Your task is to write out the complete listing exactly as it is shown.

★ ★ ★ ★

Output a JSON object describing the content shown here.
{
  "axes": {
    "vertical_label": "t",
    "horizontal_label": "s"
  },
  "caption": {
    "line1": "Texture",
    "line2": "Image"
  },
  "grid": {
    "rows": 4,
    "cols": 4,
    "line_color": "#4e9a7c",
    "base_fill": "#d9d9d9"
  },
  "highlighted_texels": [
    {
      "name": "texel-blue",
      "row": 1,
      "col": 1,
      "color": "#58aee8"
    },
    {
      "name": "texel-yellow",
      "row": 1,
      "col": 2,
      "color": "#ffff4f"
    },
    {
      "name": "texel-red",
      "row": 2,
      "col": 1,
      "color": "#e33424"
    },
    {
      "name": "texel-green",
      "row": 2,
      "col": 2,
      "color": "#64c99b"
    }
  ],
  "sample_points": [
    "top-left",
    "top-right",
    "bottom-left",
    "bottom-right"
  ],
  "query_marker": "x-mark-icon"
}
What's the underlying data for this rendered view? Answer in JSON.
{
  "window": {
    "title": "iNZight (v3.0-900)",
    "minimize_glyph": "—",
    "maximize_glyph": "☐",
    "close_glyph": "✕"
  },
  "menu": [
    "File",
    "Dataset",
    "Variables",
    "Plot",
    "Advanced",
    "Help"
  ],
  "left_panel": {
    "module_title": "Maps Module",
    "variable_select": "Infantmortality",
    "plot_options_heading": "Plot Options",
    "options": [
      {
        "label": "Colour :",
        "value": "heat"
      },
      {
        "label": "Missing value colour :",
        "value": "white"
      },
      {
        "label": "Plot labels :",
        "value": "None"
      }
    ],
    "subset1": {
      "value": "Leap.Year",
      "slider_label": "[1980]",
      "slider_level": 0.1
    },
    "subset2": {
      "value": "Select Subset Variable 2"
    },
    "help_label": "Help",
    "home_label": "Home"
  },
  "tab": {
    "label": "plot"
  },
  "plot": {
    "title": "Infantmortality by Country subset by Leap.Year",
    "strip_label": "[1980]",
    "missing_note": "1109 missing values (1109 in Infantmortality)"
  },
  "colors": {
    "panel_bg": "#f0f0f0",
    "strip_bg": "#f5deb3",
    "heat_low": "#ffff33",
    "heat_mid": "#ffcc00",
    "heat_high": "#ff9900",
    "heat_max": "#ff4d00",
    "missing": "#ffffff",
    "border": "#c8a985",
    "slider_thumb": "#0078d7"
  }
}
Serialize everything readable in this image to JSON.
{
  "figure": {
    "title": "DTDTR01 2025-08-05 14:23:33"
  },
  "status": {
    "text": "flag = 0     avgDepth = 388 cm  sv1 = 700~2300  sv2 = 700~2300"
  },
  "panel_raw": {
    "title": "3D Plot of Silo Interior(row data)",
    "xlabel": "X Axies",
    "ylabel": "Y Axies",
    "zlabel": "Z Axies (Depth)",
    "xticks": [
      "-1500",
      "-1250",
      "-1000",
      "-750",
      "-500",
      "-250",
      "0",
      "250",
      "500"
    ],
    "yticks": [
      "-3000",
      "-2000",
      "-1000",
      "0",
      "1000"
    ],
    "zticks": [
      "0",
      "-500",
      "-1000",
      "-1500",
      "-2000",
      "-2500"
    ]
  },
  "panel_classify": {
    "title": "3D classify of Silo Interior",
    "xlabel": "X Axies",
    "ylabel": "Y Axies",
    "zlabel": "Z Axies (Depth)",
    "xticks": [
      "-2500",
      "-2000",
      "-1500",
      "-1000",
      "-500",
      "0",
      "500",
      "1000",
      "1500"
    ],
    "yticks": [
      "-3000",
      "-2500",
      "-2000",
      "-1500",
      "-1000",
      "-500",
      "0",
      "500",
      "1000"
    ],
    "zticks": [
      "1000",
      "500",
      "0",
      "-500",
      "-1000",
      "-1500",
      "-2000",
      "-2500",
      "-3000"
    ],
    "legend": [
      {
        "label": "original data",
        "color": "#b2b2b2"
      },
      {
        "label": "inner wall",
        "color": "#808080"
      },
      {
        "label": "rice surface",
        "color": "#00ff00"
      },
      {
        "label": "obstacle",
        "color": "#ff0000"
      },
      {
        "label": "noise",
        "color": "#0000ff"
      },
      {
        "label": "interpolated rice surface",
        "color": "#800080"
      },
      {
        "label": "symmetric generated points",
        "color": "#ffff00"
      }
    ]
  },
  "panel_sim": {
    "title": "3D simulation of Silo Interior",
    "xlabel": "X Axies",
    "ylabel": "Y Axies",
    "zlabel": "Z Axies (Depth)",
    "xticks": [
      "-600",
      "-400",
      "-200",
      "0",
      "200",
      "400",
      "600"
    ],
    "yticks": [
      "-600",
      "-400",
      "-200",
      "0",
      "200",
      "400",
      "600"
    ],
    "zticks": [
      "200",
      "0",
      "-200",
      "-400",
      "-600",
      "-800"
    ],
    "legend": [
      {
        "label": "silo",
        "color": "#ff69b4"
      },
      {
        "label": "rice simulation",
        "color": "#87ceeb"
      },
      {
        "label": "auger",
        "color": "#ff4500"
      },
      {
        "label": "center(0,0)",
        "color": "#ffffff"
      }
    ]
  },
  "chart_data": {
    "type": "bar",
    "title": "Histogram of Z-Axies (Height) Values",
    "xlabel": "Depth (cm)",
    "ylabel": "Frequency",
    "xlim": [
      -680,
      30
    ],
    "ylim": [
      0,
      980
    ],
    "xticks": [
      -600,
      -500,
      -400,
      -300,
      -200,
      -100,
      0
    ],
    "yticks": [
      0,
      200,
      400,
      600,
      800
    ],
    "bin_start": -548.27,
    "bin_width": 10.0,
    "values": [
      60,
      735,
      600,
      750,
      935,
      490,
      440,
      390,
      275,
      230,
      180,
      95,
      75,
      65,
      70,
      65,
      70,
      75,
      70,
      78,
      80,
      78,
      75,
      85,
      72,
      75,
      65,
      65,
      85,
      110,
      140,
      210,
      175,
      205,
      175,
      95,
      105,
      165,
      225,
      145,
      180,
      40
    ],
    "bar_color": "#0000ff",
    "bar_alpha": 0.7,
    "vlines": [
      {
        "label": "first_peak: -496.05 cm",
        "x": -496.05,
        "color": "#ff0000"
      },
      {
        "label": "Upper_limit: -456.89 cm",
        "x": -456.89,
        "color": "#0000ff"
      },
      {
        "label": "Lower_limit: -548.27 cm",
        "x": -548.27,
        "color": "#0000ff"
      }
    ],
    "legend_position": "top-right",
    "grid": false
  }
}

★ ★ ★ ★

**COMPLETE RESPONSE:**
Output a JSON object describing the content shown here.
{
  "axes": {
    "vertical_label": "t",
    "horizontal_label": "s"
  },
  "caption": {
    "line1": "Texture",
    "line2": "Image"
  },
  "grid": {
    "rows": 4,
    "cols": 4,
    "line_color": "#4e9a7c",
    "base_fill": "#d9d9d9"
  },
  "highlighted_texels": [
    {
      "name": "texel-blue",
      "row": 1,
      "col": 1,
      "color": "#58aee8"
    },
    {
      "name": "texel-yellow",
      "row": 1,
      "col": 2,
      "color": "#ffff4f"
    },
    {
      "name": "texel-red",
      "row": 2,
      "col": 1,
      "color": "#e33424"
    },
    {
      "name": "texel-green",
      "row": 2,
      "col": 2,
      "color": "#64c99b"
    }
  ],
  "sample_points": [
    "top-left",
    "top-right",
    "bottom-left",
    "bottom-right"
  ],
  "query_marker": "x-mark-icon"
}
What's the underlying data for this rendered view? Answer in JSON.
{
  "window": {
    "title": "iNZight (v3.0-900)",
    "minimize_glyph": "—",
    "maximize_glyph": "☐",
    "close_glyph": "✕"
  },
  "menu": [
    "File",
    "Dataset",
    "Variables",
    "Plot",
    "Advanced",
    "Help"
  ],
  "left_panel": {
    "module_title": "Maps Module",
    "variable_select": "Infantmortality",
    "plot_options_heading": "Plot Options",
    "options": [
      {
        "label": "Colour :",
        "value": "heat"
      },
      {
        "label": "Missing value colour :",
        "value": "white"
      },
      {
        "label": "Plot labels :",
        "value": "None"
      }
    ],
    "subset1": {
      "value": "Leap.Year",
      "slider_label": "[1980]",
      "slider_level": 0.1
    },
    "subset2": {
      "value": "Select Subset Variable 2"
    },
    "help_label": "Help",
    "home_label": "Home"
  },
  "tab": {
    "label": "plot"
  },
  "plot": {
    "title": "Infantmortality by Country subset by Leap.Year",
    "strip_label": "[1980]",
    "missing_note": "1109 missing values (1109 in Infantmortality)"
  },
  "colors": {
    "panel_bg": "#f0f0f0",
    "strip_bg": "#f5deb3",
    "heat_low": "#ffff33",
    "heat_mid": "#ffcc00",
    "heat_high": "#ff9900",
    "heat_max": "#ff4d00",
    "missing": "#ffffff",
    "border": "#c8a985",
    "slider_thumb": "#0078d7"
  }
}
Serialize everything readable in this image to JSON.
{
  "figure": {
    "title": "DTDTR01 2025-08-05 14:23:33"
  },
  "status": {
    "text": "flag = 0     avgDepth = 388 cm  sv1 = 700~2300  sv2 = 700~2300"
  },
  "panel_raw": {
    "title": "3D Plot of Silo Interior(row data)",
    "xlabel": "X Axies",
    "ylabel": "Y Axies",
    "zlabel": "Z Axies (Depth)",
    "xticks": [
      "-1500",
      "-1250",
      "-1000",
      "-750",
      "-500",
      "-250",
      "0",
      "250",
      "500"
    ],
    "yticks": [
      "-3000",
      "-2000",
      "-1000",
      "0",
      "1000"
    ],
    "zticks": [
      "0",
      "-500",
      "-1000",
      "-1500",
      "-2000",
      "-2500"
    ]
  },
  "panel_classify": {
    "title": "3D classify of Silo Interior",
    "xlabel": "X Axies",
    "ylabel": "Y Axies",
    "zlabel": "Z Axies (Depth)",
    "xticks": [
      "-2500",
      "-2000",
      "-1500",
      "-1000",
      "-500",
      "0",
      "500",
      "1000",
      "1500"
    ],
    "yticks": [
      "-3000",
      "-2500",
      "-2000",
      "-1500",
      "-1000",
      "-500",
      "0",
      "500",
      "1000"
    ],
    "zticks": [
      "1000",
      "500",
      "0",
      "-500",
      "-1000",
      "-1500",
      "-2000",
      "-2500",
      "-3000"
    ],
    "legend": [
      {
        "label": "original data",
        "color": "#b2b2b2"
      },
      {
        "label": "inner wall",
        "color": "#808080"
      },
      {
        "label": "rice surface",
        "color": "#00ff00"
      },
      {
        "label": "obstacle",
        "color": "#ff0000"
      },
      {
        "label": "noise",
        "color": "#0000ff"
      },
      {
        "label": "interpolated rice surface",
        "color": "#800080"
      },
      {
        "label": "symmetric generated points",
        "color": "#ffff00"
      }
    ]
  },
  "panel_sim": {
    "title": "3D simulation of Silo Interior",
    "xlabel": "X Axies",
    "ylabel": "Y Axies",
    "zlabel": "Z Axies (Depth)",
    "xticks": [
      "-600",
      "-400",
      "-200",
      "0",
      "200",
      "400",
      "600"
    ],
    "yticks": [
      "-600",
      "-400",
      "-200",
      "0",
      "200",
      "400",
      "600"
    ],
    "zticks": [
      "200",
      "0",
      "-200",
      "-400",
      "-600",
      "-800"
    ],
    "legend": [
      {
        "label": "silo",
        "color": "#ff69b4"
      },
      {
        "label": "rice simulation",
        "color": "#87ceeb"
      },
      {
        "label": "auger",
        "color": "#ff4500"
      },
      {
        "label": "center(0,0)",
        "color": "#ffffff"
      }
    ]
  },
  "chart_data": {
    "type": "bar",
    "title": "Histogram of Z-Axies (Height) Values",
    "xlabel": "Depth (cm)",
    "ylabel": "Frequency",
    "xlim": [
      -680,
      30
    ],
    "ylim": [
      0,
      980
    ],
    "xticks": [
      -600,
      -500,
      -400,
      -300,
      -200,
      -100,
      0
    ],
    "yticks": [
      0,
      200,
      400,
      600,
      800
    ],
    "bin_start": -548.27,
    "bin_width": 10.0,
    "values": [
      60,
      735,
      600,
      750,
      935,
      490,
      440,
      390,
      275,
      230,
      180,
      95,
      75,
      65,
      70,
      65,
      70,
      75,
      70,
      78,
      80,
      78,
      75,
      85,
      72,
      75,
      65,
      65,
      85,
      110,
      140,
      210,
      175,
      205,
      175,
      95,
      105,
      165,
      225,
      145,
      180,
      40
    ],
    "bar_color": "#0000ff",
    "bar_alpha": 0.7,
    "vlines": [
      {
        "label": "first_peak: -496.05 cm",
        "x": -496.05,
        "color": "#ff0000"
      },
      {
        "label": "Upper_limit: -456.89 cm",
        "x": -456.89,
        "color": "#0000ff"
      },
      {
        "label": "Lower_limit: -548.27 cm",
        "x": -548.27,
        "color": "#0000ff"
      }
    ],
    "legend_position": "top-right",
    "grid": false
  }
}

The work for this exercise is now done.